TASK OBJECTIVE →
Of the lines in the records that follow, how many include the word "Stay"? Answer with a bare number.

TASK MATERIAL →
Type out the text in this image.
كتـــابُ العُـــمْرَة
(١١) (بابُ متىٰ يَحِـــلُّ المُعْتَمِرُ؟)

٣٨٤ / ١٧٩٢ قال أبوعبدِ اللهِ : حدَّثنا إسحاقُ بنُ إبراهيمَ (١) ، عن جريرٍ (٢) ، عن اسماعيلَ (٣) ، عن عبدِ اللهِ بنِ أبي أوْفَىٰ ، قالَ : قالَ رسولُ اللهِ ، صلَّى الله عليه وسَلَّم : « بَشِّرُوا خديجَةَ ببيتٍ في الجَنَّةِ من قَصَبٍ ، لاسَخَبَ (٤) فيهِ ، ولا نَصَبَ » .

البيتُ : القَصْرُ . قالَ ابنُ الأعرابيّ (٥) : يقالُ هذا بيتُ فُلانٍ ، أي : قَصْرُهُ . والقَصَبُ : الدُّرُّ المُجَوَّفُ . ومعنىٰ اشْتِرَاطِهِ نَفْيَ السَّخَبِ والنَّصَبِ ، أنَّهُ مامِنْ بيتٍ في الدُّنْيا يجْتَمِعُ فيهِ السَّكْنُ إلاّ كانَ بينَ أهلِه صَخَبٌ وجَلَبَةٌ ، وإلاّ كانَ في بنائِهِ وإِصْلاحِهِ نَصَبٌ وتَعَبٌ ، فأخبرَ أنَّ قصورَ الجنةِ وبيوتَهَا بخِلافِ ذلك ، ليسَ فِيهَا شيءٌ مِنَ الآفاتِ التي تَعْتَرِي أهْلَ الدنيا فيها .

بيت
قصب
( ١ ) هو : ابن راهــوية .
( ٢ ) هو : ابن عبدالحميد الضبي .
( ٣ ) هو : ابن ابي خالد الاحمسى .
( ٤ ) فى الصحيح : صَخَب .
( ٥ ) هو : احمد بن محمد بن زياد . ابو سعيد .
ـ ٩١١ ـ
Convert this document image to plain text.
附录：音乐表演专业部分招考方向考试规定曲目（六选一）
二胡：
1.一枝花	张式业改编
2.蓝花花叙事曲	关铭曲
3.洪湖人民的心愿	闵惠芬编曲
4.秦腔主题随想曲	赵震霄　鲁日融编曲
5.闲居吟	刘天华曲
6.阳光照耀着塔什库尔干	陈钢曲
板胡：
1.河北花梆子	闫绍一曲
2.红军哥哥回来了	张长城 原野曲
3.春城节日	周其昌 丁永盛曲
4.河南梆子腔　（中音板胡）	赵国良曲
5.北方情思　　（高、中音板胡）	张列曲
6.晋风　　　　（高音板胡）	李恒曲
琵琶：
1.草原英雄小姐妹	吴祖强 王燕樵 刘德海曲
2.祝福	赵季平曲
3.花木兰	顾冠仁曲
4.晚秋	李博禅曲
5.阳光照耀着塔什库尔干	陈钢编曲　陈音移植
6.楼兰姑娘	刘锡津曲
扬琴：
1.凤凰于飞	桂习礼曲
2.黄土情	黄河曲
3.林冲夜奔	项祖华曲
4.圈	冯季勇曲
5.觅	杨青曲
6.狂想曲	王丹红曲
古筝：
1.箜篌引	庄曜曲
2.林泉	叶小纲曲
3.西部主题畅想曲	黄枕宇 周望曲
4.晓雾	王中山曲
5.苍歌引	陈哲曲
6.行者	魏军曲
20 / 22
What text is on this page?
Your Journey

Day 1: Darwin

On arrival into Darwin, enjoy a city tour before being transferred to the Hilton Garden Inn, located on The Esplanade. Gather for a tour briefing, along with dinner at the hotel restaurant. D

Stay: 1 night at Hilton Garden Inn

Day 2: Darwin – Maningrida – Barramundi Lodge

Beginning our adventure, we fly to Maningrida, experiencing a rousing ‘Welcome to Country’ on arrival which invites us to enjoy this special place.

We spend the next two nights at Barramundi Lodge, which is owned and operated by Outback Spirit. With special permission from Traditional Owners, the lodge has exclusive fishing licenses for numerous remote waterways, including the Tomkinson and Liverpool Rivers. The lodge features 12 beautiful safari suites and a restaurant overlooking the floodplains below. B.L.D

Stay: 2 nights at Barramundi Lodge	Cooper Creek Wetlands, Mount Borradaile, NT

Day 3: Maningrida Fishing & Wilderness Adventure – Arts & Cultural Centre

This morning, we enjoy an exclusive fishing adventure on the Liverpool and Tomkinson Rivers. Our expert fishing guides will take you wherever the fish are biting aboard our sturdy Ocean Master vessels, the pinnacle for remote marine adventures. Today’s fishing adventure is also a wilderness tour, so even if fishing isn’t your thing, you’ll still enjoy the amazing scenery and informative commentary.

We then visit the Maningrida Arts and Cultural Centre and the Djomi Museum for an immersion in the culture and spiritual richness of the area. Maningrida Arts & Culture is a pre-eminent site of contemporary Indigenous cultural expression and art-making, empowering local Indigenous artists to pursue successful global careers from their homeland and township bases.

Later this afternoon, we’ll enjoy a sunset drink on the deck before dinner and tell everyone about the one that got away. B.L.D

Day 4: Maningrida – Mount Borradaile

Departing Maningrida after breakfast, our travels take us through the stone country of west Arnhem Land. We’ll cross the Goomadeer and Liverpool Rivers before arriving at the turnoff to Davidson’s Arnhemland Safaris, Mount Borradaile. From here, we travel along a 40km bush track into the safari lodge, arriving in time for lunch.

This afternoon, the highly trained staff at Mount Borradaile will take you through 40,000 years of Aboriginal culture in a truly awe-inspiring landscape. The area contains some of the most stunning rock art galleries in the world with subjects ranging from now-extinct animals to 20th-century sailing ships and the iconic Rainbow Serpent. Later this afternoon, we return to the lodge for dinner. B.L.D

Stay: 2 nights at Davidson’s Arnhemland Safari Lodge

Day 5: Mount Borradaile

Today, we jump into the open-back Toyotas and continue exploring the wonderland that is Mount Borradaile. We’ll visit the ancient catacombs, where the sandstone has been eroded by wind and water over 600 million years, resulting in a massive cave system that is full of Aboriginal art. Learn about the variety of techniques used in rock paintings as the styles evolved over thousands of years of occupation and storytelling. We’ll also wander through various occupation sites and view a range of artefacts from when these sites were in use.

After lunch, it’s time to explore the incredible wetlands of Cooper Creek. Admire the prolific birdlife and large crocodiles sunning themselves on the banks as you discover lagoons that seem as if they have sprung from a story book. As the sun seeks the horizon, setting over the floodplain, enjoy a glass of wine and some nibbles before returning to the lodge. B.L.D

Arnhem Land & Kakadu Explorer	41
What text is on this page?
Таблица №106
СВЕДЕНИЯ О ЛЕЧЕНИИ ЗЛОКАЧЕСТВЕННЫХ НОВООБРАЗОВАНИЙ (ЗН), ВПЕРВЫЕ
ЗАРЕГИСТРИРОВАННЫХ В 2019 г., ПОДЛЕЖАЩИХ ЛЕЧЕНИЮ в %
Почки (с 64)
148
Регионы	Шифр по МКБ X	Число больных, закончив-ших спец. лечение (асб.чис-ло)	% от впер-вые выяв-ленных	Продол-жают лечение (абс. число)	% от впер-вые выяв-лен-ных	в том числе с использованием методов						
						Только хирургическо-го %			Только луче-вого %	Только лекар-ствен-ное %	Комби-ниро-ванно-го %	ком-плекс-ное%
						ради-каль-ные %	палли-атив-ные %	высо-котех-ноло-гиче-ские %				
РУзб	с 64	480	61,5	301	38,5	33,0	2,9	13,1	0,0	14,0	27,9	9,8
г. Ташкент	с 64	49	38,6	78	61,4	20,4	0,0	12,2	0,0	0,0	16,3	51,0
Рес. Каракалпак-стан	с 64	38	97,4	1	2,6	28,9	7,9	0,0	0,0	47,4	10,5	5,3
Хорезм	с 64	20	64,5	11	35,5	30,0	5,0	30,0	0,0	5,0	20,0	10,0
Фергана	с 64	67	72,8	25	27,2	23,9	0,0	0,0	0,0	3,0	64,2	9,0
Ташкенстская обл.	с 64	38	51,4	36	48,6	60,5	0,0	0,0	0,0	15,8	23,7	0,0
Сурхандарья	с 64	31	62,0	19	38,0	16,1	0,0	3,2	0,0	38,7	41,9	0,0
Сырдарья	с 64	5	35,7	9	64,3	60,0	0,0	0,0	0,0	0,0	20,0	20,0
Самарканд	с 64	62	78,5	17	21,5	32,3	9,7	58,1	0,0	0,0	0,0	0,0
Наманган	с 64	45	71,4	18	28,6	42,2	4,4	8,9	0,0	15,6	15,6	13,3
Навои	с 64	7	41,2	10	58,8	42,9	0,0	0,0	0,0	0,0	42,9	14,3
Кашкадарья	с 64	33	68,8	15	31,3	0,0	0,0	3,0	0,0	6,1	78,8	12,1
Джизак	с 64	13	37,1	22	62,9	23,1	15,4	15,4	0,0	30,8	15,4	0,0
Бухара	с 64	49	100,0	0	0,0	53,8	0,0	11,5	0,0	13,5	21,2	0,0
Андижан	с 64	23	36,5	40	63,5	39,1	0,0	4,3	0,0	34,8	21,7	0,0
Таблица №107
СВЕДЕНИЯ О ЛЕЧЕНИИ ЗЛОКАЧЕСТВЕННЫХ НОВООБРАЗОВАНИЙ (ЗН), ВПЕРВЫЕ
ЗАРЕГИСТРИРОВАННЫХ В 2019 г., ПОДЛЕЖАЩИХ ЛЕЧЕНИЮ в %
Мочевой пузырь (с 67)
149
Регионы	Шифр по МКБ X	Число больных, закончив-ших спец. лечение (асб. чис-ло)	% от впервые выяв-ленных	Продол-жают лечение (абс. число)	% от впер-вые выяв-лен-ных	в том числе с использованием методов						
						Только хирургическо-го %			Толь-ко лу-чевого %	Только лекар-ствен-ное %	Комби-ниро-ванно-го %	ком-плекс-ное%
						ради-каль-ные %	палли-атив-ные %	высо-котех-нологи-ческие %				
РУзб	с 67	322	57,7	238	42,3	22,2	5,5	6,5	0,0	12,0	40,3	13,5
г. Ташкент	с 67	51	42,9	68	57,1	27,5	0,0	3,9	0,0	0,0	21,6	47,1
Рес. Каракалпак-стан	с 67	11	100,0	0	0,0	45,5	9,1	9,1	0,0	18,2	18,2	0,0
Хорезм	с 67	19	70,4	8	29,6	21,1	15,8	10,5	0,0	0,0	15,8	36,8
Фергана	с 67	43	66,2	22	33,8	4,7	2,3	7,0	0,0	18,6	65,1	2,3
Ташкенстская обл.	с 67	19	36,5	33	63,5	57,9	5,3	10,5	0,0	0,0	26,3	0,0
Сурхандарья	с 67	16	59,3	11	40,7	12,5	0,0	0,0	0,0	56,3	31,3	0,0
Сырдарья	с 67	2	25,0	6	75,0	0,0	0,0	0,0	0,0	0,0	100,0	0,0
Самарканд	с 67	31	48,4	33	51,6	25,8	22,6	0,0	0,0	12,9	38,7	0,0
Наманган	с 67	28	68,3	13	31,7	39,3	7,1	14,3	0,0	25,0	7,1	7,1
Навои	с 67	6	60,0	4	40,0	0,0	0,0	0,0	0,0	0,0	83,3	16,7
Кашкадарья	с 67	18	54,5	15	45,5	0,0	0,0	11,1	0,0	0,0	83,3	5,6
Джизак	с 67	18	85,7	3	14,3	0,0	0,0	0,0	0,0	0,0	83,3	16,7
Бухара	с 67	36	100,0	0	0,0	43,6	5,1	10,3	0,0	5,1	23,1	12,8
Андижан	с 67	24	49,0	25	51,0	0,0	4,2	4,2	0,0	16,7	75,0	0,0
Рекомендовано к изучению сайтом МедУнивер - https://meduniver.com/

COMPLETE ANSWER →
3